◆ Data shown ◆
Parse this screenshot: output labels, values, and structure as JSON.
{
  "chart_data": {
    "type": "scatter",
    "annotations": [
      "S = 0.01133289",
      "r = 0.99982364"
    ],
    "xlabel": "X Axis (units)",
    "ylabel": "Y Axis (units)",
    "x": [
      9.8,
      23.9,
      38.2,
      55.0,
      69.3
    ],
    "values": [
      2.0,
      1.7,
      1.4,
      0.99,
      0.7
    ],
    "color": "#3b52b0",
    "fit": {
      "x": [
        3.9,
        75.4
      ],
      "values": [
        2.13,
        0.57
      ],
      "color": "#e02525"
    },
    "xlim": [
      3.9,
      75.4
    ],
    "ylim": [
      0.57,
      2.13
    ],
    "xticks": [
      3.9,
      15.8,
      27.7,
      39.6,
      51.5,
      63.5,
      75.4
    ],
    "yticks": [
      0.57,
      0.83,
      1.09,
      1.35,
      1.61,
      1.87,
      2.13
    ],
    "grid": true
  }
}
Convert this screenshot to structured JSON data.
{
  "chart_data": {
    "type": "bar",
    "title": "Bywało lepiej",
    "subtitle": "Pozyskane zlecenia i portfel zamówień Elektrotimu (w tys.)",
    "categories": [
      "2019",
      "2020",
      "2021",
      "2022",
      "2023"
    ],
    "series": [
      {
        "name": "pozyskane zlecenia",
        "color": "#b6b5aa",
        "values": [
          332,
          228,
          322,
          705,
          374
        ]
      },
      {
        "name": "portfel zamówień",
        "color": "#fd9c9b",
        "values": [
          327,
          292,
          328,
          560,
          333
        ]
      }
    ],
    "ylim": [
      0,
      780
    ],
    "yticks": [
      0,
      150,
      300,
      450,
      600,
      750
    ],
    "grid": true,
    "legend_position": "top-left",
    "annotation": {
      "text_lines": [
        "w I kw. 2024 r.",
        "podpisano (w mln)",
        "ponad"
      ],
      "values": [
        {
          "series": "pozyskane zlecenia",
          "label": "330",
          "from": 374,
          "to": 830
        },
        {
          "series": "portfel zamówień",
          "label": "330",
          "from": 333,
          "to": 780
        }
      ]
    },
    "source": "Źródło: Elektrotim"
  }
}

◆ Task description ◆
Identify each line holding the string "color", and copy it out.

◆ Full solution ◆
    "color": "#3b52b0",
      "color": "#e02525"
        "color": "#b6b5aa",
        "color": "#fd9c9b",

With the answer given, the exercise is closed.